## Page
FIG. 5 shows how a visual browser with the invention assembles Web data 50
and 76 into a template 35, through the application of editor-produced
scripts 25 and 26. Template 35, seen through a browser 5, is an ordinary
visual-display Web page 40, containing embedded references 95 and 96 to
scripts 25 and 26 wherever the user wishes script-accessible data 50 and
76 to appear.
FIG. 6 shows how a telephone browser assembles Web data 50 and 76 into an
audio template 105, through the application of one or more editor-produced
scripts 110 and 111. Template 105, translated through a browser 115, is a
telephone-accessible Web page 120, containing embedded references 95 and
96 to one or more scripts 110 and 111 wherever the user wishes
script-accessible data 50 and 76 to be played back in audible form.
The Operation of the Invention
The invention entails two overall processes: generation of scripts to
access specific components of Web pages, and execution of those scripts
using a template Web page to assemble the disparate Web page components on
a single page. A third process, the user's creation of the template Web
page, is an ordinary Web page design task, and is not an essential part of
the invention. References to the generated scripts embedded in the
template must follow acceptable rules of syntax and operation required by
the browsers to be used with the template.
See FIG. 4. In the generation process, the user retrieves a Web page 15
using editor 10. The user highlights or otherwise marks a reference point
45 of Web page 15 using editor 10, and highlights or otherwise marks a
desired data item 50 of Web page 15 using editor 10. The user then
specifies a label 55 to be used as an identifier for a retrieval script 25
to be generated for the marked area 50. The user then directs editor 10 to
produce script 25.
Editor 10 scans the source document 20 for Web page 15, locates reference
point 45, and locates marked area 50. Applying the information used to
find marked area 50, Editor 10 generates script 25 to perform the same
task of locating area 50. Script 25 includes, but is not confined to,
instructions for locating Web page 15 and instructions for locating
reference point 45 and marked area 50 in the source document 20 for Web
page 15. Editor 10 then stores script 25 in filter script storage 30 on
the user's system.
It should be noted that although a user may be able to mark a data item as
displayed on the screen, any stored markup or other language used to
produce the visual display may not be capable of straightforward scanning
and interpretation. For example, an apparently-static display may be
actually produced by the continuing execution of a screen-refreshing
program. In this situation, even the visual appearance of a single string
of text may not be reproducible in a script without including the code or
codes comprising the screen-refreshing program, along with any
interpreters or compilers capable of executing those codes.
The proposed editor, however, may well be constructed so as to support the
inclusion of such codes and their supporting interpreters, compilers and
other such software; in this case, the proposed invention's capabilities
address a wider range of potential script-development options.

## Dataset excerpts
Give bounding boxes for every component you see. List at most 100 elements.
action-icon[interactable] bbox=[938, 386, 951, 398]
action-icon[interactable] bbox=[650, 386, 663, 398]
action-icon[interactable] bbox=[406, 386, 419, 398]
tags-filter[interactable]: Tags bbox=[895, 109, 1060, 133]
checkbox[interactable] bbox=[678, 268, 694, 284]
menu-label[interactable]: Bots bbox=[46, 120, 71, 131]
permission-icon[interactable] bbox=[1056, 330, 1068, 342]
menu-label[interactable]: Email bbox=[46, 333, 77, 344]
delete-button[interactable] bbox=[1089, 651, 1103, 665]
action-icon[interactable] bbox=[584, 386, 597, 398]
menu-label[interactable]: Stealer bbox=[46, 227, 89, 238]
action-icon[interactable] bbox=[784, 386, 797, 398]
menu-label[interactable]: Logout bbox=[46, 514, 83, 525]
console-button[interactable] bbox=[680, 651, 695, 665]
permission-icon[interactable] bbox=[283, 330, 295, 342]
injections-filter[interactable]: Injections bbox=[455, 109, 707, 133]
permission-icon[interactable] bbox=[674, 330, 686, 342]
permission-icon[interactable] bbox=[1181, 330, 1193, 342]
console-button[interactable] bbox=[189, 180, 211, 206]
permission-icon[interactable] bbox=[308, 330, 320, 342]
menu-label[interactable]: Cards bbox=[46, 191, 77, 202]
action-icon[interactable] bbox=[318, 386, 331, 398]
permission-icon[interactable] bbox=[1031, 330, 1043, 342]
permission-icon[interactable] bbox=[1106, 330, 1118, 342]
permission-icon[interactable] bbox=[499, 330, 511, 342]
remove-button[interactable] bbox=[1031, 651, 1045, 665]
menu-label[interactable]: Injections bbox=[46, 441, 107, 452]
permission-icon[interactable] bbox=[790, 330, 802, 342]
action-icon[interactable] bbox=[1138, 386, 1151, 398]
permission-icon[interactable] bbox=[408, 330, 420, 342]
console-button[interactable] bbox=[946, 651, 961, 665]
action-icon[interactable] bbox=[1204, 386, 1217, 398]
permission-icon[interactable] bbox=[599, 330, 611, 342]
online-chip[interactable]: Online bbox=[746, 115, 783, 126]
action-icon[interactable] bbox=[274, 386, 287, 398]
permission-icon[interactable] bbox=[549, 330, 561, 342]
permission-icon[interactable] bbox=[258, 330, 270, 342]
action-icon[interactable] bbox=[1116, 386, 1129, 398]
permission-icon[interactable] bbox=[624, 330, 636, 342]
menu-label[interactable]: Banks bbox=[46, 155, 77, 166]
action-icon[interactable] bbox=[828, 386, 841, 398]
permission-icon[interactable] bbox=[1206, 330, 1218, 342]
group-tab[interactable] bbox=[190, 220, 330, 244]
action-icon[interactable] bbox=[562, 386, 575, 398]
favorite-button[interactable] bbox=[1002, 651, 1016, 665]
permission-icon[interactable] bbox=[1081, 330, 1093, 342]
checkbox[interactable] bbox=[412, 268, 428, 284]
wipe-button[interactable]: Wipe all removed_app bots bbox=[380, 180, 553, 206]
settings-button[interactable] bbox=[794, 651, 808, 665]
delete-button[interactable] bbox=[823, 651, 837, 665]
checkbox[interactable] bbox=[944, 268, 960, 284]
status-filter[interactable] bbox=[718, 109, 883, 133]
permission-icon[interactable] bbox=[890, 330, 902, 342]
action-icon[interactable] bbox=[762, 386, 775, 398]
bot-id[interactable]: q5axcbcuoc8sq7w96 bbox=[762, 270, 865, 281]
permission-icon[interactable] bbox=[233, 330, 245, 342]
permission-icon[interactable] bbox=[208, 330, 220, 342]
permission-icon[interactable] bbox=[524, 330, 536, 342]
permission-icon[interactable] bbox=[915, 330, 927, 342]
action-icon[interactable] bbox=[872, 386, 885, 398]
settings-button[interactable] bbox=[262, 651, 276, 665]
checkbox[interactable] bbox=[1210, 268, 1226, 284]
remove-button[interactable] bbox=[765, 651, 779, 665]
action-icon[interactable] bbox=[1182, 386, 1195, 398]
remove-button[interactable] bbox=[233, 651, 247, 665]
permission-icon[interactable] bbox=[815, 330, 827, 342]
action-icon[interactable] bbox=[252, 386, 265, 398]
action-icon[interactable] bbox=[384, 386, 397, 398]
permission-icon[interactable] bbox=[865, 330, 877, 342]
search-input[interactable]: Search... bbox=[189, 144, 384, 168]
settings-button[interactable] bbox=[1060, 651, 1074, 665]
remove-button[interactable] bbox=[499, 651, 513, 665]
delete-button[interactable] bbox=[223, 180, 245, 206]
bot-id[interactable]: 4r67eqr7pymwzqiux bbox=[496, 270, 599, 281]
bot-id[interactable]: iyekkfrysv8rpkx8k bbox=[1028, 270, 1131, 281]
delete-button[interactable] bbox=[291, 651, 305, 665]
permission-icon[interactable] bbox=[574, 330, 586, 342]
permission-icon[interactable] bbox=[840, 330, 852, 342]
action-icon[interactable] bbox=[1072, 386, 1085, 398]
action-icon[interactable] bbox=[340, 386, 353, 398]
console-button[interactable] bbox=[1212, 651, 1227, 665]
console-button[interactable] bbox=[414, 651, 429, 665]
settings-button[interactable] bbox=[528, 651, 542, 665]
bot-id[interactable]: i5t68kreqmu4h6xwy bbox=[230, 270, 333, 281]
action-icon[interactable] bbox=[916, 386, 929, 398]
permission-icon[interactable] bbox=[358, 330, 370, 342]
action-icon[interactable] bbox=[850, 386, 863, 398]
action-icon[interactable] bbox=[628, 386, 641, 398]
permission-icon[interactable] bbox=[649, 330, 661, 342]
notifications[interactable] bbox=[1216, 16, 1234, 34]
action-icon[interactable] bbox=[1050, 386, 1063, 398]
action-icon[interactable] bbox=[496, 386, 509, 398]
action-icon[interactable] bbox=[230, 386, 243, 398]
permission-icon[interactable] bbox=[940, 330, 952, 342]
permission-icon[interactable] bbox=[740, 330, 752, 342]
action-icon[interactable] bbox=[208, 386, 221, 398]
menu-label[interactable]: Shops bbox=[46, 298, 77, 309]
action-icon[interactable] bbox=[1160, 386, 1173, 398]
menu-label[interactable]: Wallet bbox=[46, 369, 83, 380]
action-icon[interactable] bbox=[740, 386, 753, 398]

--

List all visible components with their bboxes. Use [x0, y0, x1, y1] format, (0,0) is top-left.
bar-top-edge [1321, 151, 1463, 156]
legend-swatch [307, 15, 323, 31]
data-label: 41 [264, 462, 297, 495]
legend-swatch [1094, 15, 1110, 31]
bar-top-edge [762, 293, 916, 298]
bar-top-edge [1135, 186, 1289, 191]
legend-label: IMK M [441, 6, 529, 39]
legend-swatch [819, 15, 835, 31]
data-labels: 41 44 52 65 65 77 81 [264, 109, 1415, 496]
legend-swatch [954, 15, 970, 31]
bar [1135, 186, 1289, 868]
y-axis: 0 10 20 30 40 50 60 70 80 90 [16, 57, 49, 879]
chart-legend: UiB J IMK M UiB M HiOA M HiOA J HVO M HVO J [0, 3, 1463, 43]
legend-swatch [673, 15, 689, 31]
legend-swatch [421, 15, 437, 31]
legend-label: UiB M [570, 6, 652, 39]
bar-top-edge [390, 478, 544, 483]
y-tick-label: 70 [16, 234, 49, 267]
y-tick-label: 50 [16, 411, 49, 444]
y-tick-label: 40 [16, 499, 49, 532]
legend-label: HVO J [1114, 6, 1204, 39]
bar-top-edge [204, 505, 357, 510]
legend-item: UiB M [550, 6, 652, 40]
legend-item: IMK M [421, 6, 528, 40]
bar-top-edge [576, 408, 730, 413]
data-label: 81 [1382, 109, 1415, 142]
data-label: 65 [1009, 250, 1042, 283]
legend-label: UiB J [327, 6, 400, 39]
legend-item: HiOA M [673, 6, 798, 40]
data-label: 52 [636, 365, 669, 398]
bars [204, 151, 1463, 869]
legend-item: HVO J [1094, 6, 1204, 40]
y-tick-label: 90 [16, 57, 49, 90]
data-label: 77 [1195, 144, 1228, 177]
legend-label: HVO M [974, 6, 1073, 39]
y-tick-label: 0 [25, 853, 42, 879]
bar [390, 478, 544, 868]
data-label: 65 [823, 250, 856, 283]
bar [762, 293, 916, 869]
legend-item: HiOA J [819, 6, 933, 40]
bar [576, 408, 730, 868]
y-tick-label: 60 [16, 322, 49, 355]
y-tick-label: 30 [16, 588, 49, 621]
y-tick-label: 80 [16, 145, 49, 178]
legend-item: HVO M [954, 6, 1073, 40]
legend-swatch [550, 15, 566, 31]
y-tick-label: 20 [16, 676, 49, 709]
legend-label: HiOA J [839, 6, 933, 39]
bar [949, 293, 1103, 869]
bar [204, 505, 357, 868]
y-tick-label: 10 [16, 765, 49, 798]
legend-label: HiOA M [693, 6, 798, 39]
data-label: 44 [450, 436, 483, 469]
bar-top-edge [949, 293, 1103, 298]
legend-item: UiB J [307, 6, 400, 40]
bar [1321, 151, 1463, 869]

---

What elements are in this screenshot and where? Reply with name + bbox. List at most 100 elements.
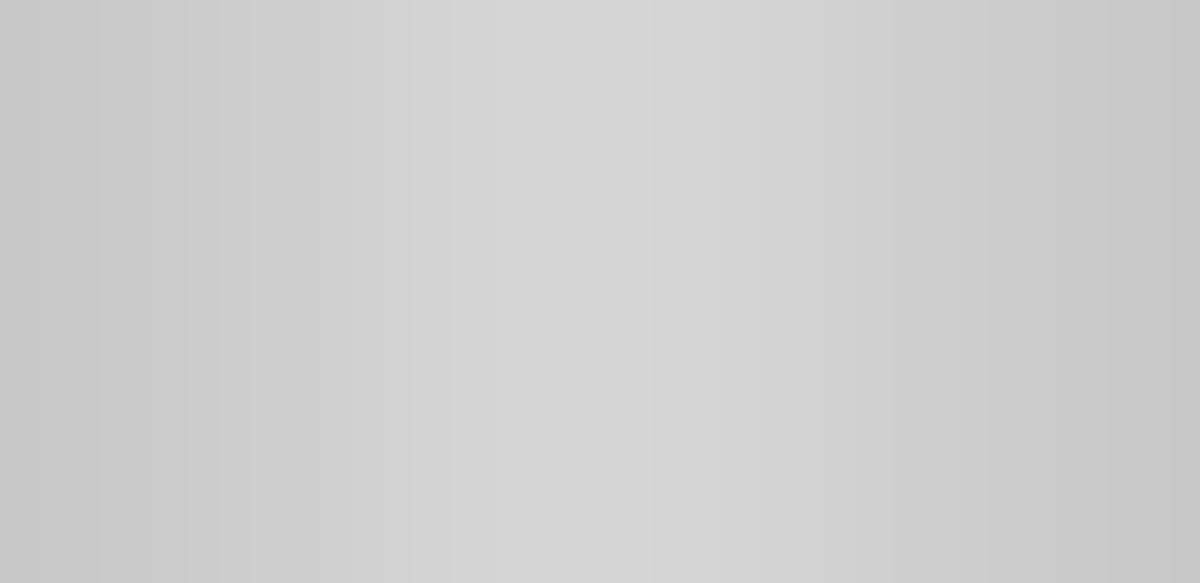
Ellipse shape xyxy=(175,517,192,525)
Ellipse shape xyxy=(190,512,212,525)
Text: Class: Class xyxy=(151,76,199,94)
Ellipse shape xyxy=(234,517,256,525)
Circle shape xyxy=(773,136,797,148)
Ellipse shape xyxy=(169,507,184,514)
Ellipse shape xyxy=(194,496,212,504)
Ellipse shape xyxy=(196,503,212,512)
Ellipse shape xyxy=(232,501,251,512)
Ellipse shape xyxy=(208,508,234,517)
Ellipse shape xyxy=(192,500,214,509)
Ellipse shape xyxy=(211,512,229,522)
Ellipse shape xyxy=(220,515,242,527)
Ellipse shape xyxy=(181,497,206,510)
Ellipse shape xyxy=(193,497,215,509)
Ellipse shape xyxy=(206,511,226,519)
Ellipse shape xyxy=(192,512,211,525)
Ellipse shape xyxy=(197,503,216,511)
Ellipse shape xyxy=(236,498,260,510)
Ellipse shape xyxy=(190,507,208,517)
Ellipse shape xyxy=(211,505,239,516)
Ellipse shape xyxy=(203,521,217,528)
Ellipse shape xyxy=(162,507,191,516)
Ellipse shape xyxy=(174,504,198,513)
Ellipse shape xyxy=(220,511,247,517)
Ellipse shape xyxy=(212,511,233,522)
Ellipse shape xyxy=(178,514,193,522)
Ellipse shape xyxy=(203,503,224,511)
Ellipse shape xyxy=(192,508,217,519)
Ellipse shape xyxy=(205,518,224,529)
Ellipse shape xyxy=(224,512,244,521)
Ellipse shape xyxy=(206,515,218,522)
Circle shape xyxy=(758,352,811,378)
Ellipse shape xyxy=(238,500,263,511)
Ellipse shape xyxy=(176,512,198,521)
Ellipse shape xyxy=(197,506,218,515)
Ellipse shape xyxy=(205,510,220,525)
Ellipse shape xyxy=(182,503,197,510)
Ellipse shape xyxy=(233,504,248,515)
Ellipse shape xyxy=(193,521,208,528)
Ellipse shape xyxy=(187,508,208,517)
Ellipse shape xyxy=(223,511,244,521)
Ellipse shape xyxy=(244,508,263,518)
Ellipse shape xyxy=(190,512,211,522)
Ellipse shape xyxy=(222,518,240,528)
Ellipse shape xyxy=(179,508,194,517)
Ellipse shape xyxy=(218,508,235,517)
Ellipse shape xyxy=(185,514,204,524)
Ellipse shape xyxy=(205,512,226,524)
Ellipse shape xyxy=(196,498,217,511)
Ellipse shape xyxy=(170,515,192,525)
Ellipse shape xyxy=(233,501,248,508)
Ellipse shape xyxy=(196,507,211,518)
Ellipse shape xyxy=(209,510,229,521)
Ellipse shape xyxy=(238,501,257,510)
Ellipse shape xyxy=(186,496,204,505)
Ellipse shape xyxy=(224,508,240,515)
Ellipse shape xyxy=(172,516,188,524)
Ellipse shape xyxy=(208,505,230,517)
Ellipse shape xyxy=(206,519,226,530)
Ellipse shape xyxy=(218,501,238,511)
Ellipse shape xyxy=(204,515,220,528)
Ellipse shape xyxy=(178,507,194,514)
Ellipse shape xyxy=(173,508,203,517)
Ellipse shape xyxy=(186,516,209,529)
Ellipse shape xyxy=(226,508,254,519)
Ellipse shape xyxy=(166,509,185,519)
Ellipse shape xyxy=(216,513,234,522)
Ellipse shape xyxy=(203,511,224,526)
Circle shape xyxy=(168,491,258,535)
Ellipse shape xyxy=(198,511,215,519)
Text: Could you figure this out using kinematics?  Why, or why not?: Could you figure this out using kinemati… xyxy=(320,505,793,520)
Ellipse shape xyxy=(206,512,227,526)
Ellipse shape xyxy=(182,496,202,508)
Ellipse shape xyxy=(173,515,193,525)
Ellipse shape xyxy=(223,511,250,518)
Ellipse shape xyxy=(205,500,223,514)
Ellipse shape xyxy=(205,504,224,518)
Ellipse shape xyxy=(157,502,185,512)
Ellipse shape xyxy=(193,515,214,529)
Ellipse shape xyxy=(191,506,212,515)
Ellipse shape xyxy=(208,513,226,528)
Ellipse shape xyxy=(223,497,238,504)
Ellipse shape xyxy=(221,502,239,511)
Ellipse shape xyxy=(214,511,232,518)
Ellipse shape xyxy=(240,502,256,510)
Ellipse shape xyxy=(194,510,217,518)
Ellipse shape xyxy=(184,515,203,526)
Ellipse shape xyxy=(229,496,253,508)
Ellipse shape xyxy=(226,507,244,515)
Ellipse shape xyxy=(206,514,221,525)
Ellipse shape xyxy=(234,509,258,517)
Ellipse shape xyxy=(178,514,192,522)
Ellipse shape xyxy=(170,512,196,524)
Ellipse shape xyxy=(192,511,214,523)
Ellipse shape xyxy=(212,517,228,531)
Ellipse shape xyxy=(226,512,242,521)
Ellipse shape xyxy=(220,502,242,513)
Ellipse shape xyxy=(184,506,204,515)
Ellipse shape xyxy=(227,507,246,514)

## Set of tasks
#1 Recast the paragraph of the invention description that begins "See FIG. 4. In the generation process" as a short list of steps, keeping its main facts.
#2 Decide whether each statement agrees with the invention description, answering yes or no and quoting the words that settle it.
(a) The user's creation of the template Web page is an essential part of the invention.
(b) Editor 10 stores script 25 on the user's system.
(c) In the telephone browser arrangement, script-accessible data is played back in audible form.
#3 Answer these questions from the invention description.
(a) Seen through a browser, what is template 35?
(b) What are the two overall processes the invention entails?
(c) What example is given of a display whose markup may not be straightforward to scan?

## Results for each task
#1
- The user retrieves Web page 15 with editor 10.
- With the editor, the user marks reference point 45 and the desired data item 50 on the page.
- The user specifies label 55 as the identifier for retrieval script 25, which will be generated for marked area 50.
- The user directs editor 10 to produce script 25.

#2
(a) No: "is not an essential part of the invention"
(b) Yes: "Editor 10 then stores script 25 in filter script storage 30 on the user's system"
(c) Yes: "wherever the user wishes script-accessible data 50 and 76 to be played back in audible form"

#3
(a) An ordinary visual-display Web page 40.
(b) Generation of scripts to access specific components of Web pages, and execution of those scripts using a template Web page to assemble the disparate Web page components on a single page.
(c) An apparently-static display that is actually produced by the continuing execution of a screen-refreshing program.